▸ 課題の指示: マンション価格に関する本文のうち、「江東区と世田谷区、わずか7年で」から「の方が有利であるのが現実だ。」までの部分を一字一句正確に打ち直しなさい。

「世田谷区」がついに「江東区」より“格下”に?マンション価値で“下剋上”が起きた当然のワケとは写真はイメージです Photo:PIXTA

江東区と世田谷区、わずか7年で
1000万円差がひっくり返る

 2024年の中古マンションの平均成約価格は、江東区が7928万円で、7746万円の世田谷区を史上初めて抜いた。2017年には江東区4663万円、世田谷区5617万円なので、わずか7年で1000万円差をひっくり返したことになる。

 こうなったのも、ここ4年の価格上昇率が江東区15.4%に対して、世田谷区は8.4%に過ぎないことで、この逆転現象を呼んでいる。マンションを買うなら、世田谷区より江東区の方が有利であるのが現実だ。

 先ほどの価格上昇率は単年では7%差だが、これを複利で考えると今後もっと差が開くことになる。5年で上昇率は55%の差となるので、5年もすると江東区民は世田谷区をマンション立地として格下に見る様になるかもしれない。

▸ 提供情報:
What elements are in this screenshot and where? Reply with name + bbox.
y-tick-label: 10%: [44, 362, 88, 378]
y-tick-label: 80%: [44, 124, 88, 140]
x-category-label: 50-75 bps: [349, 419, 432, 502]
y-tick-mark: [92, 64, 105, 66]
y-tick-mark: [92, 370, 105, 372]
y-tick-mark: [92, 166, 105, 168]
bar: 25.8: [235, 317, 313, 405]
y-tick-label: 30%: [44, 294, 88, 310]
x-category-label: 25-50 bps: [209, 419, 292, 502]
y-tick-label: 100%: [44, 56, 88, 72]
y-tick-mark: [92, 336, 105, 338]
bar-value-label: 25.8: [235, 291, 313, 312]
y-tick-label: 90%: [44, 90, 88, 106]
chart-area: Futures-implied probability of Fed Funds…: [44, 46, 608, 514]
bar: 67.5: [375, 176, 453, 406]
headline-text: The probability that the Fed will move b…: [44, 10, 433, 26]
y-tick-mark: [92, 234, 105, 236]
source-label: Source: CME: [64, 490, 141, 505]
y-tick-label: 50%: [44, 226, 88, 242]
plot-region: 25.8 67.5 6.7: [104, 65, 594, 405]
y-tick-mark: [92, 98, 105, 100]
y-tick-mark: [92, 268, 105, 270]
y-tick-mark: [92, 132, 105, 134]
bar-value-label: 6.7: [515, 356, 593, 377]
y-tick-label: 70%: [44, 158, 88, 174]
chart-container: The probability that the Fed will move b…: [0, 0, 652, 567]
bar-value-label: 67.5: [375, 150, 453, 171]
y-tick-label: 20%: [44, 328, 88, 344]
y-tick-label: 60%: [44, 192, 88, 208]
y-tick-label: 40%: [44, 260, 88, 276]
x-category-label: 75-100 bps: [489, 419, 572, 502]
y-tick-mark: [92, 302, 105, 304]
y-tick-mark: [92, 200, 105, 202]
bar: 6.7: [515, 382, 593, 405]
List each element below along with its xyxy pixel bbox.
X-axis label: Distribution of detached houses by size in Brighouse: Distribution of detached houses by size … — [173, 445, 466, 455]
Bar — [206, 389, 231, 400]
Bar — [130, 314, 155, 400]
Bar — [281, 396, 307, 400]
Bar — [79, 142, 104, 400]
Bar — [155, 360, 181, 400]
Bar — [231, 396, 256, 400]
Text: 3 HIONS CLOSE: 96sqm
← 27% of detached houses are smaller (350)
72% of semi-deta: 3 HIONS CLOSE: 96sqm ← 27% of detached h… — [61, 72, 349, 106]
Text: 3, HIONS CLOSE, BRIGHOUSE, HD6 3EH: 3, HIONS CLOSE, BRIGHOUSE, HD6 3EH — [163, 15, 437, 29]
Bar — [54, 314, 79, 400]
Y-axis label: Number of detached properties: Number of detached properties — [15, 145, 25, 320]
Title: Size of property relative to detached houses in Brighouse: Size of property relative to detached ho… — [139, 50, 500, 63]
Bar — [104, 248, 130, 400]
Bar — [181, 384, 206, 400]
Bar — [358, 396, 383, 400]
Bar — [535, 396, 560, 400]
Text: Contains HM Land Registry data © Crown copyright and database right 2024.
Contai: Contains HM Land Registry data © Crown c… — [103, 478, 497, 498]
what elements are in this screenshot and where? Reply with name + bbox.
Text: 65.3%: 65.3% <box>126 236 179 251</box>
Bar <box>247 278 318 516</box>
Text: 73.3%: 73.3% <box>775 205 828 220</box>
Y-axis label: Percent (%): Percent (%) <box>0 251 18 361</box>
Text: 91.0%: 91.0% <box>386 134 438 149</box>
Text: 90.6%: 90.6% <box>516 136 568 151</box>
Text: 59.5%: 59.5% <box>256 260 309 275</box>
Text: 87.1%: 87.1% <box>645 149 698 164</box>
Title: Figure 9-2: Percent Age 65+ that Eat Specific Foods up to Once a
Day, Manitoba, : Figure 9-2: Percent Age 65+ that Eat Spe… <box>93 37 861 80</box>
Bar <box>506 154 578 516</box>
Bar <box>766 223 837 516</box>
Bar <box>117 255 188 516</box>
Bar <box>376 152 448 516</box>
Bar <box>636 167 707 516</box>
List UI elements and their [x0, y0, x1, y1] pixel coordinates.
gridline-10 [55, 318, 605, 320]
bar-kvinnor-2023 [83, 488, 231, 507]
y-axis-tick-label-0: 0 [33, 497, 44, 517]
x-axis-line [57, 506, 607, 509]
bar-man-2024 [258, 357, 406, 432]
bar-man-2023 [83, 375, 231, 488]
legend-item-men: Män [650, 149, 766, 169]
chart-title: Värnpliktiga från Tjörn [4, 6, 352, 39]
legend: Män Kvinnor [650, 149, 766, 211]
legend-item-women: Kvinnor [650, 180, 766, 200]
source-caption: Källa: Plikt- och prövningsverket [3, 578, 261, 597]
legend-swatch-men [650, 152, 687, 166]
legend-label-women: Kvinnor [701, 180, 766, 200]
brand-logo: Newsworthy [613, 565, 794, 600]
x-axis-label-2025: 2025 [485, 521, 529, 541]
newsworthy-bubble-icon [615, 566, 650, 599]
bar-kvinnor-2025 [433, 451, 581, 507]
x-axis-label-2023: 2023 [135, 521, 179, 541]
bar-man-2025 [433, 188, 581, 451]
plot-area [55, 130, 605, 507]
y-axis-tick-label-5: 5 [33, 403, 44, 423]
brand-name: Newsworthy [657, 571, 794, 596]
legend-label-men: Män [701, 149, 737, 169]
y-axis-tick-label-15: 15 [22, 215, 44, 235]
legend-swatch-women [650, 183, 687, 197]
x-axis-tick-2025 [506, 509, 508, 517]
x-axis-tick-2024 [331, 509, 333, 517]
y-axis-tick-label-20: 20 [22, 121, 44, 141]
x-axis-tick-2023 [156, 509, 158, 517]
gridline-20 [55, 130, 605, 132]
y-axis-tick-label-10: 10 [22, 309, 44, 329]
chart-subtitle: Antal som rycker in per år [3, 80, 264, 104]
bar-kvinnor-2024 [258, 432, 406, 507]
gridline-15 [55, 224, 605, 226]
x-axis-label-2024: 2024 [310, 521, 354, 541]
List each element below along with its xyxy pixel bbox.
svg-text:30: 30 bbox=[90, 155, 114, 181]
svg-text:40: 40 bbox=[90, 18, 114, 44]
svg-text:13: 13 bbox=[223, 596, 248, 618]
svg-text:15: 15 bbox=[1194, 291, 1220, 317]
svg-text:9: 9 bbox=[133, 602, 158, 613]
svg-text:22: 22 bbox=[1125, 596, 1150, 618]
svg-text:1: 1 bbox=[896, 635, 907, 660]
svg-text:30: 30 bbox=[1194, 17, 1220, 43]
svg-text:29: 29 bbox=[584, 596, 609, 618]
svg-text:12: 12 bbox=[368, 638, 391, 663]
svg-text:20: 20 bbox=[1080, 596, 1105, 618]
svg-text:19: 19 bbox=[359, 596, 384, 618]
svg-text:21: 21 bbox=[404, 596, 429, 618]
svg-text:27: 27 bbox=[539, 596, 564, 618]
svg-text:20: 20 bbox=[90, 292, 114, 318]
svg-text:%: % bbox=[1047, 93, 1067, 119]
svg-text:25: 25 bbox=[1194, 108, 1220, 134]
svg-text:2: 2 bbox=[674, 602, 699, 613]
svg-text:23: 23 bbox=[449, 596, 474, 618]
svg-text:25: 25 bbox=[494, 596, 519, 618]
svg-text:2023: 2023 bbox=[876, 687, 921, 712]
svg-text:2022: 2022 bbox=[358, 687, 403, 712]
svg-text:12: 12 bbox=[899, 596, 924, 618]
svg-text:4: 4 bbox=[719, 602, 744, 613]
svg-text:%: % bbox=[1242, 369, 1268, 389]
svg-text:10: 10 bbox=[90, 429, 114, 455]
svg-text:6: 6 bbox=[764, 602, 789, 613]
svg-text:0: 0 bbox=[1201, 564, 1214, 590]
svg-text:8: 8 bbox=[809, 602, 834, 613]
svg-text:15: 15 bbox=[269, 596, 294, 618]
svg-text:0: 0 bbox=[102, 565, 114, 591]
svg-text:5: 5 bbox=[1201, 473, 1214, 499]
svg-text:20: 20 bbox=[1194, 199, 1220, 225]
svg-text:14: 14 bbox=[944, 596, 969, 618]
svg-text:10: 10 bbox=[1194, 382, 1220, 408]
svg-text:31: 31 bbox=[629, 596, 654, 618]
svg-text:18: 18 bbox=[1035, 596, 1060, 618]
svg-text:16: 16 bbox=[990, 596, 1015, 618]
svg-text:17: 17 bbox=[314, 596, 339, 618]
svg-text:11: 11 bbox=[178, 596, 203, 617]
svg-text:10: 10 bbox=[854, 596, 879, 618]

▸ 解答欄:
江東区と世田谷区、わずか7年で
1000万円差がひっくり返る

 2024年の中古マンションの平均成約価格は、江東区が7928万円で、7746万円の世田谷区を史上初めて抜いた。2017年には江東区4663万円、世田谷区5617万円なので、わずか7年で1000万円差をひっくり返したことになる。

 こうなったのも、ここ4年の価格上昇率が江東区15.4%に対して、世田谷区は8.4%に過ぎないことで、この逆転現象を呼んでいる。マンションを買うなら、世田谷区より江東区の方が有利であるのが現実だ。